--- BEGIN Recorded data ---
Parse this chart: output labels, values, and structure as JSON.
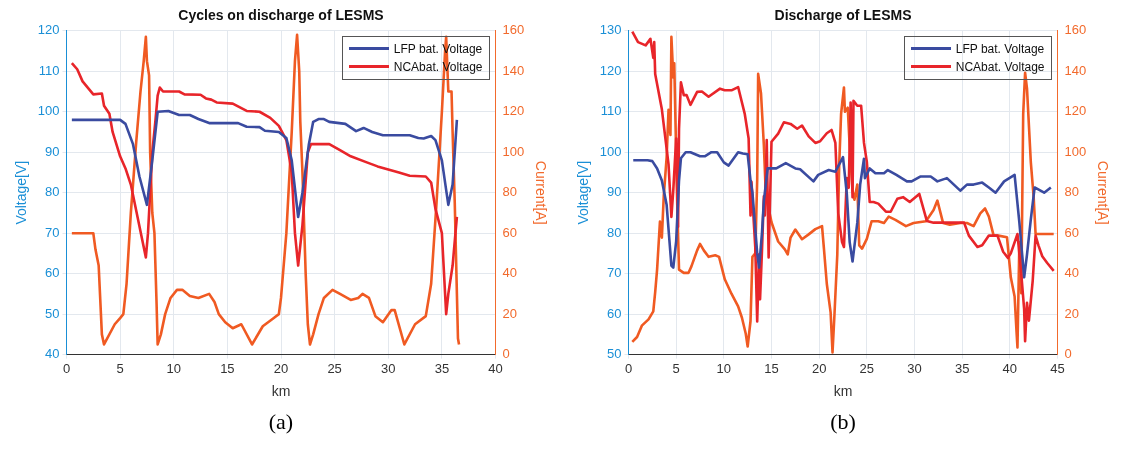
{
  "chart_data": [
    {
      "type": "line",
      "title": "Cycles on discharge of LESMS",
      "xlabel": "km",
      "ylabel": "Voltage[V]",
      "y2label": "Current[A]",
      "annotations": [
        "(a)"
      ],
      "xlim": [
        0,
        40
      ],
      "xticks": [
        0,
        5,
        10,
        15,
        20,
        25,
        30,
        35,
        40
      ],
      "ylim": [
        40,
        120
      ],
      "yticks": [
        40,
        50,
        60,
        70,
        80,
        90,
        100,
        110,
        120
      ],
      "y2lim": [
        0,
        160
      ],
      "y2ticks": [
        0,
        20,
        40,
        60,
        80,
        100,
        120,
        140,
        160
      ],
      "grid": true,
      "legend": "top right",
      "marker": "none",
      "line_style": "solid",
      "series": [
        {
          "name": "LFP bat. Voltage",
          "color": "#3a4ba0",
          "x": [
            0.5,
            5,
            5.5,
            6.2,
            6.8,
            7.5,
            8,
            8.5,
            9.5,
            10.5,
            11.5,
            12.3,
            13.3,
            15,
            16,
            16.8,
            18,
            18.5,
            19.8,
            20.5,
            21,
            21.6,
            22,
            22.6,
            23,
            23.5,
            24,
            24.5,
            26,
            27,
            27.7,
            28.5,
            29.5,
            32,
            32.8,
            33.3,
            34,
            34.4,
            35,
            35.6,
            36,
            36.4
          ],
          "values": [
            98,
            98,
            97,
            92,
            84,
            77,
            88,
            100,
            100.2,
            99.2,
            99.2,
            98.2,
            97.2,
            97.2,
            97.2,
            96.3,
            96.2,
            95.3,
            95,
            93.5,
            88,
            74,
            80,
            92,
            97.5,
            98.2,
            98.2,
            97.5,
            97,
            95.2,
            96,
            95,
            94.2,
            94.2,
            93.5,
            93.4,
            94,
            93,
            88,
            77,
            82,
            98
          ]
        },
        {
          "name": "NCAbat. Voltage",
          "color": "#e8252a",
          "x": [
            0.5,
            1,
            1.5,
            2.5,
            3.3,
            3.5,
            4,
            4.3,
            5,
            5.5,
            6,
            7.4,
            7.6,
            8,
            8.3,
            8.5,
            8.7,
            9,
            10.5,
            11,
            12.5,
            13,
            13.5,
            14,
            15.5,
            16.8,
            18,
            19,
            19.8,
            20.5,
            21,
            21.3,
            21.6,
            22,
            22.5,
            22.8,
            24.5,
            25.5,
            26.5,
            28,
            29,
            31,
            32,
            33.5,
            34,
            34.4,
            35,
            35.4,
            35.6,
            36,
            36.4
          ],
          "values": [
            112,
            110.5,
            107.5,
            104.3,
            104.5,
            101.5,
            99.5,
            95,
            89,
            86,
            82,
            64,
            70,
            90,
            98,
            104,
            106,
            105,
            105,
            104.3,
            104.2,
            103.3,
            103,
            102.3,
            102,
            100.2,
            100,
            98.5,
            96.5,
            93,
            85,
            70,
            62,
            72,
            90,
            92,
            92,
            90.5,
            89,
            87.5,
            86.5,
            85,
            84.2,
            84,
            82.5,
            76,
            70,
            50,
            55,
            62,
            74
          ]
        },
        {
          "axis": "y2",
          "color": "#f05a22",
          "x": [
            0.5,
            2.5,
            2.7,
            3,
            3.3,
            3.5,
            4.5,
            5,
            5.3,
            5.6,
            6,
            6.5,
            6.9,
            7.2,
            7.4,
            7.5,
            7.7,
            7.8,
            8,
            8.2,
            8.4,
            8.5,
            8.8,
            9.2,
            9.7,
            10.3,
            10.8,
            11.5,
            12.3,
            13.3,
            13.8,
            14.2,
            14.8,
            15.5,
            16.3,
            17.3,
            18.3,
            19.3,
            19.8,
            20,
            20.5,
            21,
            21.3,
            21.5,
            21.7,
            21.8,
            22,
            22.3,
            22.5,
            22.7,
            23,
            23.5,
            24,
            24.8,
            25.5,
            26.5,
            27.2,
            27.6,
            28.2,
            28.8,
            29.5,
            30.3,
            30.6,
            31.5,
            32.5,
            33.5,
            34,
            34.5,
            35,
            35.3,
            35.4,
            35.6,
            35.9,
            36,
            36.2,
            36.4,
            36.5,
            36.6
          ],
          "values": [
            60,
            60,
            52,
            44,
            10,
            5,
            15,
            18,
            20,
            35,
            70,
            105,
            130,
            145,
            157,
            145,
            138,
            100,
            70,
            60,
            25,
            5,
            10,
            20,
            28,
            32,
            32,
            29,
            28,
            30,
            26,
            20,
            16,
            13,
            15,
            5,
            14,
            18,
            20,
            28,
            60,
            110,
            145,
            158,
            140,
            115,
            90,
            40,
            15,
            5,
            10,
            20,
            28,
            32,
            30,
            27,
            28,
            30,
            28,
            19,
            16,
            22,
            22,
            5,
            15,
            19,
            35,
            75,
            120,
            150,
            157,
            130,
            130,
            110,
            75,
            30,
            8,
            5
          ]
        }
      ]
    },
    {
      "type": "line",
      "title": "Discharge of LESMS",
      "xlabel": "km",
      "ylabel": "Voltage[V]",
      "y2label": "Current[A]",
      "annotations": [
        "(b)"
      ],
      "xlim": [
        0,
        45
      ],
      "xticks": [
        0,
        5,
        10,
        15,
        20,
        25,
        30,
        35,
        40,
        45
      ],
      "ylim": [
        50,
        130
      ],
      "yticks": [
        50,
        60,
        70,
        80,
        90,
        100,
        110,
        120,
        130
      ],
      "y2lim": [
        0,
        160
      ],
      "y2ticks": [
        0,
        20,
        40,
        60,
        80,
        100,
        120,
        140,
        160
      ],
      "grid": true,
      "legend": "top right",
      "marker": "none",
      "line_style": "solid",
      "series": [
        {
          "name": "LFP bat. Voltage",
          "color": "#3a4ba0",
          "x": [
            0.5,
            2,
            2.5,
            3,
            3.5,
            4,
            4.5,
            4.7,
            5,
            5.3,
            5.5,
            6,
            6.5,
            7.5,
            8,
            8.7,
            9.3,
            10,
            10.5,
            11.5,
            12,
            12.5,
            12.8,
            13,
            13.5,
            13.7,
            14,
            14.2,
            14.6,
            15.5,
            16.5,
            17.5,
            18,
            19.4,
            19.9,
            21,
            21.7,
            22.5,
            22.9,
            23.2,
            23.5,
            24,
            24.3,
            24.7,
            24.8,
            25.3,
            25.9,
            26.8,
            27.2,
            28.1,
            29.2,
            29.7,
            30.6,
            31.7,
            32.4,
            33.4,
            34.8,
            35.5,
            36.2,
            37.1,
            37.8,
            38.5,
            39.4,
            40.5,
            41,
            41.5,
            41.8,
            42.2,
            42.6,
            43.6,
            44.3
          ],
          "values": [
            98,
            98,
            97.8,
            96,
            93,
            87,
            72,
            71.5,
            78,
            93,
            98.5,
            100,
            100,
            99,
            99,
            100,
            100,
            97.5,
            96.7,
            100,
            99.7,
            99.5,
            93,
            90,
            75,
            71.5,
            80,
            88,
            96,
            96,
            97.3,
            96,
            95.8,
            92.8,
            94.4,
            95.6,
            95.2,
            98.8,
            89.7,
            77.8,
            73,
            82.6,
            92,
            98.4,
            93.6,
            96,
            94.8,
            94.8,
            95.6,
            94.4,
            92.8,
            92.8,
            94,
            94,
            92.8,
            93.6,
            90.5,
            92,
            92,
            92.5,
            91.3,
            90,
            92.8,
            94.4,
            82.6,
            69.1,
            74.7,
            83.4,
            91.3,
            90,
            91.3
          ]
        },
        {
          "name": "NCAbat. Voltage",
          "color": "#e8252a",
          "x": [
            0.4,
            1,
            1.8,
            2.3,
            2.6,
            2.7,
            2.8,
            3.5,
            4.2,
            4.5,
            4.7,
            5,
            5.2,
            5.3,
            5.5,
            5.8,
            6.1,
            6.5,
            7.2,
            7.7,
            8.4,
            9.6,
            10.1,
            10.8,
            11.5,
            12.2,
            12.6,
            12.8,
            12.9,
            13.1,
            13.3,
            13.5,
            13.7,
            13.8,
            14,
            14.2,
            14.3,
            14.5,
            14.7,
            15,
            15.7,
            16.3,
            17,
            17.7,
            18.2,
            18.9,
            19.6,
            20.1,
            20.8,
            21.3,
            21.7,
            22,
            22.4,
            22.6,
            22.9,
            23.1,
            23.3,
            23.5,
            23.6,
            24,
            24.4,
            24.7,
            25,
            25.3,
            25.7,
            26.2,
            27,
            27.5,
            28.2,
            28.8,
            29.5,
            30.5,
            31.3,
            32,
            33.8,
            35.2,
            35.7,
            36.6,
            37.1,
            37.8,
            38.7,
            39.3,
            39.8,
            40.1,
            40.8,
            41.2,
            41.5,
            41.6,
            41.8,
            42,
            42.4,
            42.7,
            43,
            43.4,
            43.9,
            44.6
          ],
          "values": [
            129.8,
            127.2,
            126.4,
            128,
            123.3,
            127.2,
            119.3,
            110.6,
            97,
            84,
            90.7,
            103.4,
            81.6,
            105.8,
            117.3,
            114.1,
            114.1,
            111.7,
            114.9,
            115,
            113.7,
            115.7,
            115.3,
            115.3,
            116.1,
            109.4,
            103.4,
            84.4,
            92.7,
            84.4,
            76.5,
            58.2,
            74.8,
            63.7,
            75.6,
            89.1,
            84.4,
            103,
            74,
            102.6,
            104.6,
            107.4,
            107,
            105.8,
            106.6,
            103.9,
            102.3,
            102.7,
            104.7,
            105.5,
            102.3,
            84.9,
            77.8,
            76.6,
            93.6,
            91.2,
            112.3,
            88.9,
            112.7,
            111.5,
            111.5,
            102.3,
            97.6,
            87.7,
            87.7,
            87.3,
            85.3,
            85.3,
            88.5,
            88.9,
            87.7,
            89.7,
            83,
            82.6,
            82.6,
            82.6,
            79.4,
            76.6,
            77,
            79.4,
            79.4,
            75.4,
            73.9,
            75,
            79.8,
            69.9,
            61.2,
            53.3,
            62.8,
            58.4,
            68.3,
            79.4,
            77,
            74.3,
            72.7,
            70.7
          ]
        },
        {
          "axis": "y2",
          "color": "#f05a22",
          "x": [
            0.4,
            0.9,
            1.4,
            2.1,
            2.6,
            2.8,
            3,
            3.3,
            3.5,
            3.7,
            4,
            4.2,
            4.4,
            4.5,
            4.7,
            4.8,
            5.1,
            5.3,
            5.8,
            6.3,
            6.6,
            7.2,
            7.5,
            7.9,
            8.4,
            9.1,
            9.5,
            10.1,
            10.8,
            11.5,
            11.9,
            12.3,
            12.5,
            12.8,
            13,
            13.3,
            13.5,
            13.6,
            13.9,
            14.2,
            14.4,
            15,
            15.7,
            16.4,
            16.7,
            17,
            17.5,
            18.2,
            18.9,
            19.6,
            20.3,
            20.5,
            20.8,
            21.2,
            21.4,
            21.6,
            21.9,
            22.1,
            22.3,
            22.6,
            22.7,
            23,
            23.2,
            23.5,
            23.7,
            24,
            24.2,
            24.5,
            25,
            25.5,
            26.2,
            26.8,
            27.3,
            28,
            29.1,
            29.9,
            31.2,
            32,
            32.4,
            33,
            33.7,
            34.8,
            35.5,
            36.2,
            36.9,
            37.4,
            37.8,
            38.3,
            38.8,
            39.7,
            40.1,
            40.5,
            40.7,
            40.8,
            41,
            41.2,
            41.4,
            41.6,
            41.8,
            42.2,
            42.5,
            42.7,
            43.6,
            44.6
          ],
          "values": [
            6.3,
            8.7,
            14.3,
            17.4,
            21.4,
            30.9,
            42,
            65.7,
            57.8,
            78.4,
            97.4,
            121,
            108.5,
            157,
            137,
            144,
            76.9,
            42,
            40.4,
            40.4,
            43.6,
            51.5,
            54.7,
            51.5,
            48.3,
            49.1,
            48.3,
            37.2,
            30.1,
            23.8,
            18.2,
            10.3,
            4,
            16.6,
            48.3,
            50,
            86.4,
            138.7,
            129,
            103.3,
            79.6,
            65.4,
            55.9,
            52,
            49.5,
            57.8,
            61.8,
            57,
            59.4,
            62,
            63.5,
            52.4,
            35,
            20.9,
            1.1,
            19.3,
            49.3,
            93.5,
            119,
            132,
            120,
            122,
            103,
            81,
            76.5,
            84,
            54,
            52.4,
            57.2,
            65.9,
            65.9,
            65,
            68.2,
            66.6,
            63.5,
            65,
            65.9,
            71.4,
            76.1,
            65,
            64.2,
            65,
            65,
            63.5,
            69.8,
            72.2,
            68.2,
            58.8,
            58.8,
            58,
            38.2,
            28.7,
            11.4,
            3.5,
            55.6,
            30.3,
            118.8,
            139.3,
            131.4,
            95.1,
            77.7,
            59.6,
            59.6,
            59.6
          ]
        }
      ]
    }
  ]
}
--- END Recorded data ---
Stated goal –
Check the data for the word "LESMS" and pull out the lines that have it.

Expected answer –
      "title": "Cycles on discharge of LESMS",
      "title": "Discharge of LESMS",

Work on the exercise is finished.